* **EXERCISES**:
a) In the SQL exercise text, what is the name of the table created by the create table statement?
b) Rewrite the records from their start through the line containing "x-axis-label: טווח ציונים", changing every "bar-top" to "bar-cap" and leaving all else as it is.

* **SELECTED PASSAGE**:
# # # # # # #

Don't worry about keys, uniqueness, integrity constraints, or taste. The purpose of this exercise is going to be showing you how painful it is to represent everything in one table with multiple values in a column.
Possibly helpful: http://dev.mysql.com/doc/refman/5.5/en/data-types.html
Write a query to determine if "Bruno" is among George W. Bush's friends (if so, should return one row with "1" or "t")
Write a query to determine if "Borat" is among George W. Bush's friends
Write a query to print out a list, one row per friend, of George W. Bush's friends (remember that we suggested loading only the first row, so you're not worried about friend symmetry or using information from more than one row of the table)
Write a query to retrieve the table, sorted by last name.
Hints:
Questions:
Let's talk about First Normal Form.
Discussions: Anomalies with Unnormalized relations
create table fbt_all_in_one (
name varchar(100),
group_name varchar(100),
group_is_university_p boolean,
group_main_city varchar(100),
likes text,
friends text
);
Can we insert a new group, e.g., Olin College, without inserting a person at the same time? If not, that's an insert anomaly, according to E.F. Codd (dead).

# # # # # # #

(Box annotation data)
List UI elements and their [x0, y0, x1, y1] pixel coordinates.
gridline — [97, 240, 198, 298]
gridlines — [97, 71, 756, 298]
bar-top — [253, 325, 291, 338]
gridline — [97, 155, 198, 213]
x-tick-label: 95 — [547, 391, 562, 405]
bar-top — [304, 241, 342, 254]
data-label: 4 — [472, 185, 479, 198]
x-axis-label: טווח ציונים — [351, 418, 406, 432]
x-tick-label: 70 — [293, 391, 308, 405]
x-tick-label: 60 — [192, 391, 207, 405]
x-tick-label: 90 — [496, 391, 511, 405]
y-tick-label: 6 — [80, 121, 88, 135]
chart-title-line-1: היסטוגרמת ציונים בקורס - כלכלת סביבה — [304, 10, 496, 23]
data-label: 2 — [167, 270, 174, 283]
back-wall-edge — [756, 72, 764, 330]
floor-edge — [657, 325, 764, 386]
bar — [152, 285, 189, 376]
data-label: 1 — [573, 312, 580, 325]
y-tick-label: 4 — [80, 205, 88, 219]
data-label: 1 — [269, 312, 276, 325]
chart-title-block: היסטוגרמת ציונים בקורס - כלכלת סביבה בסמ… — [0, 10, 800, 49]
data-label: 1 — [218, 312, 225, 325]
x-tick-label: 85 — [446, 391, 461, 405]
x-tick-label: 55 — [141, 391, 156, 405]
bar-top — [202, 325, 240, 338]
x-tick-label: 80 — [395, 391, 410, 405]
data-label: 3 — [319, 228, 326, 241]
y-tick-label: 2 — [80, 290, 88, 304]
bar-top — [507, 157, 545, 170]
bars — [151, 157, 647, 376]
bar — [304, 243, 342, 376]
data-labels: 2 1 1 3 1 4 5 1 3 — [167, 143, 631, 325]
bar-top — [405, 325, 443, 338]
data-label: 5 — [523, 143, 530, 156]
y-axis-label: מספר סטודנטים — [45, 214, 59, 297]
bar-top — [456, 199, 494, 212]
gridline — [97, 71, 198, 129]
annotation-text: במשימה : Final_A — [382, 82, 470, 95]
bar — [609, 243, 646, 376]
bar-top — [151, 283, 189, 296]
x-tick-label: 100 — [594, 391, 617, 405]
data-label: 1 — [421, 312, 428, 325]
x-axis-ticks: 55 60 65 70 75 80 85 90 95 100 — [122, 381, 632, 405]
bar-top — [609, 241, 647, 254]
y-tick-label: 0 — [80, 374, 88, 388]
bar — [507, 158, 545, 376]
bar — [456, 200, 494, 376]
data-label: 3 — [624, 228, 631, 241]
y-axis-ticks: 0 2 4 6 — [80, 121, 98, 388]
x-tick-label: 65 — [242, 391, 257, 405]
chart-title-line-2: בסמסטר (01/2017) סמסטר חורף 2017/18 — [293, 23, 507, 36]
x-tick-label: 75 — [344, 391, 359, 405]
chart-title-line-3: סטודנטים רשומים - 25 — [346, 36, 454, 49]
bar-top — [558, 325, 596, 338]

# # # # # # #

* **ANSWERS TO EACH TASK**:
a) fbt_all_in_one

b)
List UI elements and their [x0, y0, x1, y1] pixel coordinates.
gridline — [97, 240, 198, 298]
gridlines — [97, 71, 756, 298]
bar-cap — [253, 325, 291, 338]
gridline — [97, 155, 198, 213]
x-tick-label: 95 — [547, 391, 562, 405]
bar-cap — [304, 241, 342, 254]
data-label: 4 — [472, 185, 479, 198]
x-axis-label: טווח ציונים — [351, 418, 406, 432]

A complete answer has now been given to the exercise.